%%

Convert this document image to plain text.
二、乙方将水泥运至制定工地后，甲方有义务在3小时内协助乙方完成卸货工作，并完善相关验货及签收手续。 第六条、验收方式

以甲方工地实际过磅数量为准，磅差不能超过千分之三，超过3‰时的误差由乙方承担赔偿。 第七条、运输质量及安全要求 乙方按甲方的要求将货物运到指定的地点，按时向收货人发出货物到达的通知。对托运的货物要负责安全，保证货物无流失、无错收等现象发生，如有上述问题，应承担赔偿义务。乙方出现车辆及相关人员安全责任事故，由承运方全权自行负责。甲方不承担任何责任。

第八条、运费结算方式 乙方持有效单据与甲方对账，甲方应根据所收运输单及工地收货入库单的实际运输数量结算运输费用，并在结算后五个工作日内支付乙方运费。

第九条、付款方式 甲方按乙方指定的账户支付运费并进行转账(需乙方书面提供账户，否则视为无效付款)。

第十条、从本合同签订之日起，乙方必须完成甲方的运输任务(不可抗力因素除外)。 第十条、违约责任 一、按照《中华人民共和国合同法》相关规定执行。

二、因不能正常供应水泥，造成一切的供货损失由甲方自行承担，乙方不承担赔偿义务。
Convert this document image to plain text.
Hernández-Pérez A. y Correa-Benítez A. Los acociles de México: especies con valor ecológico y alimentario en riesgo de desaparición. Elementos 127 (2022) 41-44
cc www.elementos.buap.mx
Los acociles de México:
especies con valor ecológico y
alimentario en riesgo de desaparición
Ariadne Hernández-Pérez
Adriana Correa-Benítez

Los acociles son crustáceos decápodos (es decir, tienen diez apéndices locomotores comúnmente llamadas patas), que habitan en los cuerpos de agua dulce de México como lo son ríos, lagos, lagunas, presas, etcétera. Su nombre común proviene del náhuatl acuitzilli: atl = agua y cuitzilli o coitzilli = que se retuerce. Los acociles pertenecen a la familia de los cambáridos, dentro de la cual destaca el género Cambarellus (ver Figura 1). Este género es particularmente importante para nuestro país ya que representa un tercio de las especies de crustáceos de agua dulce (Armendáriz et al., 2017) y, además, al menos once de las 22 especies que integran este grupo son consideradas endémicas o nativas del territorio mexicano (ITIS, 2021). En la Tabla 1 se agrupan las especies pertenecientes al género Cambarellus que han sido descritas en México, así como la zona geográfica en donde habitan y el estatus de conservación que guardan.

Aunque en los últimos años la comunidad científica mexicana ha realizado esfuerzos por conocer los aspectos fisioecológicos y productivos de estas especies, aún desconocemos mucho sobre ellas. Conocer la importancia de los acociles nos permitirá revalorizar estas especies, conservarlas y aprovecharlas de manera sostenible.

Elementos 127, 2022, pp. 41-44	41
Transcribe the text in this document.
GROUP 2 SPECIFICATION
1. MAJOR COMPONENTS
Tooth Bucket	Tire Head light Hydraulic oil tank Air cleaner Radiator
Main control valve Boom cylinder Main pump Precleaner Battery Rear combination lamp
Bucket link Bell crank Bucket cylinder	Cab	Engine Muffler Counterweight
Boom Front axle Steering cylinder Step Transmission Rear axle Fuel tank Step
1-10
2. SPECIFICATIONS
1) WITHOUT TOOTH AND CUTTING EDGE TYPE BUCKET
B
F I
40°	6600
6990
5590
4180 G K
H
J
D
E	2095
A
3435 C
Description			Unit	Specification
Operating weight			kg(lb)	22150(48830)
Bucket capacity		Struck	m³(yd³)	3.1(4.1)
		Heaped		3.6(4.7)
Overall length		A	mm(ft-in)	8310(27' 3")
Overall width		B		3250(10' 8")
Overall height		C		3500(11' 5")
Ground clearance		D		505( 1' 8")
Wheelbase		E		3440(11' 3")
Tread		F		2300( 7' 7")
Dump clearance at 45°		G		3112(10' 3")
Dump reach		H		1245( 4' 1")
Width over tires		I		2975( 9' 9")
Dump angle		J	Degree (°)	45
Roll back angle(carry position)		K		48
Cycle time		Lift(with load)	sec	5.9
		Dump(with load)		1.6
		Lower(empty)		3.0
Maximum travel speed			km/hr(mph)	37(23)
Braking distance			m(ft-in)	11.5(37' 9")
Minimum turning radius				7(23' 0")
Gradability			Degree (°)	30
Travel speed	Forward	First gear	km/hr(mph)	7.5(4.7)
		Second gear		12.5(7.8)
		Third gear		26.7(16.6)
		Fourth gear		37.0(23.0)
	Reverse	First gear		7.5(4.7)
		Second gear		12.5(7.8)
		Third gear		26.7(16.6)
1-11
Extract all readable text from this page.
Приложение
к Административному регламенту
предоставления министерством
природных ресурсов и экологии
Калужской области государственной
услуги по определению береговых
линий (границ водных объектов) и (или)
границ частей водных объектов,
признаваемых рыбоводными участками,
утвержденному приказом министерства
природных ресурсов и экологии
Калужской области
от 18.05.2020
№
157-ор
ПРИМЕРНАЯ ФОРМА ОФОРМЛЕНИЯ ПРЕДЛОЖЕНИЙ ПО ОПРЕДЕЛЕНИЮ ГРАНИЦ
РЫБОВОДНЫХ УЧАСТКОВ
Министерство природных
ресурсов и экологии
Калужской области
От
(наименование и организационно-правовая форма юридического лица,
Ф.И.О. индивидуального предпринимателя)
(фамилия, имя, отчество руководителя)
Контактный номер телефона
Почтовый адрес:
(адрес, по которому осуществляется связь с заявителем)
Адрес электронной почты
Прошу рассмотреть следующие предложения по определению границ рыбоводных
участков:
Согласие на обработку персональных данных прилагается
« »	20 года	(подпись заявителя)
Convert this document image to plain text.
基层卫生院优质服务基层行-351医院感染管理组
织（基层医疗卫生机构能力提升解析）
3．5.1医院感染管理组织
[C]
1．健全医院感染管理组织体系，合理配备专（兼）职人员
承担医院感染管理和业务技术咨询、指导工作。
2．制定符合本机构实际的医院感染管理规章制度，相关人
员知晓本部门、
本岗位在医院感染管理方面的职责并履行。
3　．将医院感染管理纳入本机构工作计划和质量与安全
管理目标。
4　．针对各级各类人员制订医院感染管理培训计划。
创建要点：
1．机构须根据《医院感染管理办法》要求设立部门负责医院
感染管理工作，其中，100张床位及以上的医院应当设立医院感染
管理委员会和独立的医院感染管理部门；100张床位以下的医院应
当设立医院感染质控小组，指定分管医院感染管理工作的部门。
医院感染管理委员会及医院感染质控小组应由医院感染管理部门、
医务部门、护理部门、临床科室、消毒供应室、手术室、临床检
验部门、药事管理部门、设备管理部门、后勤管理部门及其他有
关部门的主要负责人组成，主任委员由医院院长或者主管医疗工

%%

Task brief: Write out the full set of records exactly as given.

Task output:
Convert this document image to plain text.
二、乙方将水泥运至制定工地后，甲方有义务在3小时内协助乙方完成卸货工作，并完善相关验货及签收手续。 第六条、验收方式

以甲方工地实际过磅数量为准，磅差不能超过千分之三，超过3‰时的误差由乙方承担赔偿。 第七条、运输质量及安全要求 乙方按甲方的要求将货物运到指定的地点，按时向收货人发出货物到达的通知。对托运的货物要负责安全，保证货物无流失、无错收等现象发生，如有上述问题，应承担赔偿义务。乙方出现车辆及相关人员安全责任事故，由承运方全权自行负责。甲方不承担任何责任。

第八条、运费结算方式 乙方持有效单据与甲方对账，甲方应根据所收运输单及工地收货入库单的实际运输数量结算运输费用，并在结算后五个工作日内支付乙方运费。

第九条、付款方式 甲方按乙方指定的账户支付运费并进行转账(需乙方书面提供账户，否则视为无效付款)。

第十条、从本合同签订之日起，乙方必须完成甲方的运输任务(不可抗力因素除外)。 第十条、违约责任 一、按照《中华人民共和国合同法》相关规定执行。

二、因不能正常供应水泥，造成一切的供货损失由甲方自行承担，乙方不承担赔偿义务。
Convert this document image to plain text.
Hernández-Pérez A. y Correa-Benítez A. Los acociles de México: especies con valor ecológico y alimentario en riesgo de desaparición. Elementos 127 (2022) 41-44
cc www.elementos.buap.mx
Los acociles de México:
especies con valor ecológico y
alimentario en riesgo de desaparición
Ariadne Hernández-Pérez
Adriana Correa-Benítez

Los acociles son crustáceos decápodos (es decir, tienen diez apéndices locomotores comúnmente llamadas patas), que habitan en los cuerpos de agua dulce de México como lo son ríos, lagos, lagunas, presas, etcétera. Su nombre común proviene del náhuatl acuitzilli: atl = agua y cuitzilli o coitzilli = que se retuerce. Los acociles pertenecen a la familia de los cambáridos, dentro de la cual destaca el género Cambarellus (ver Figura 1). Este género es particularmente importante para nuestro país ya que representa un tercio de las especies de crustáceos de agua dulce (Armendáriz et al., 2017) y, además, al menos once de las 22 especies que integran este grupo son consideradas endémicas o nativas del territorio mexicano (ITIS, 2021). En la Tabla 1 se agrupan las especies pertenecientes al género Cambarellus que han sido descritas en México, así como la zona geográfica en donde habitan y el estatus de conservación que guardan.

Aunque en los últimos años la comunidad científica mexicana ha realizado esfuerzos por conocer los aspectos fisioecológicos y productivos de estas especies, aún desconocemos mucho sobre ellas. Conocer la importancia de los acociles nos permitirá revalorizar estas especies, conservarlas y aprovecharlas de manera sostenible.

Elementos 127, 2022, pp. 41-44	41
Transcribe the text in this document.
GROUP 2 SPECIFICATION
1. MAJOR COMPONENTS
Tooth Bucket	Tire Head light Hydraulic oil tank Air cleaner Radiator
Main control valve Boom cylinder Main pump Precleaner Battery Rear combination lamp
Bucket link Bell crank Bucket cylinder	Cab	Engine Muffler Counterweight
Boom Front axle Steering cylinder Step Transmission Rear axle Fuel tank Step
1-10
2. SPECIFICATIONS
1) WITHOUT TOOTH AND CUTTING EDGE TYPE BUCKET
B
F I
40°	6600
6990
5590
4180 G K
H
J
D
E	2095
A
3435 C
Description			Unit	Specification
Operating weight			kg(lb)	22150(48830)
Bucket capacity		Struck	m³(yd³)	3.1(4.1)
		Heaped		3.6(4.7)
Overall length		A	mm(ft-in)	8310(27' 3")
Overall width		B		3250(10' 8")
Overall height		C		3500(11' 5")
Ground clearance		D		505( 1' 8")
Wheelbase		E		3440(11' 3")
Tread		F		2300( 7' 7")
Dump clearance at 45°		G		3112(10' 3")
Dump reach		H		1245( 4' 1")
Width over tires		I		2975( 9' 9")
Dump angle		J	Degree (°)	45
Roll back angle(carry position)		K		48
Cycle time		Lift(with load)	sec	5.9
		Dump(with load)		1.6
		Lower(empty)		3.0
Maximum travel speed			km/hr(mph)	37(23)
Braking distance			m(ft-in)	11.5(37' 9")
Minimum turning radius				7(23' 0")
Gradability			Degree (°)	30
Travel speed	Forward	First gear	km/hr(mph)	7.5(4.7)
		Second gear		12.5(7.8)
		Third gear		26.7(16.6)
		Fourth gear		37.0(23.0)
	Reverse	First gear		7.5(4.7)
		Second gear		12.5(7.8)
		Third gear		26.7(16.6)
1-11
Extract all readable text from this page.
Приложение
к Административному регламенту
предоставления министерством
природных ресурсов и экологии
Калужской области государственной
услуги по определению береговых
линий (границ водных объектов) и (или)
границ частей водных объектов,
признаваемых рыбоводными участками,
утвержденному приказом министерства
природных ресурсов и экологии
Калужской области
от 18.05.2020
№
157-ор
ПРИМЕРНАЯ ФОРМА ОФОРМЛЕНИЯ ПРЕДЛОЖЕНИЙ ПО ОПРЕДЕЛЕНИЮ ГРАНИЦ
РЫБОВОДНЫХ УЧАСТКОВ
Министерство природных
ресурсов и экологии
Калужской области
От
(наименование и организационно-правовая форма юридического лица,
Ф.И.О. индивидуального предпринимателя)
(фамилия, имя, отчество руководителя)
Контактный номер телефона
Почтовый адрес:
(адрес, по которому осуществляется связь с заявителем)
Адрес электронной почты
Прошу рассмотреть следующие предложения по определению границ рыбоводных
участков:
Согласие на обработку персональных данных прилагается
« »	20 года	(подпись заявителя)
Convert this document image to plain text.
基层卫生院优质服务基层行-351医院感染管理组
织（基层医疗卫生机构能力提升解析）
3．5.1医院感染管理组织
[C]
1．健全医院感染管理组织体系，合理配备专（兼）职人员
承担医院感染管理和业务技术咨询、指导工作。
2．制定符合本机构实际的医院感染管理规章制度，相关人
员知晓本部门、
本岗位在医院感染管理方面的职责并履行。
3　．将医院感染管理纳入本机构工作计划和质量与安全
管理目标。
4　．针对各级各类人员制订医院感染管理培训计划。
创建要点：
1．机构须根据《医院感染管理办法》要求设立部门负责医院
感染管理工作，其中，100张床位及以上的医院应当设立医院感染
管理委员会和独立的医院感染管理部门；100张床位以下的医院应
当设立医院感染质控小组，指定分管医院感染管理工作的部门。
医院感染管理委员会及医院感染质控小组应由医院感染管理部门、
医务部门、护理部门、临床科室、消毒供应室、手术室、临床检
验部门、药事管理部门、设备管理部门、后勤管理部门及其他有
关部门的主要负责人组成，主任委员由医院院长或者主管医疗工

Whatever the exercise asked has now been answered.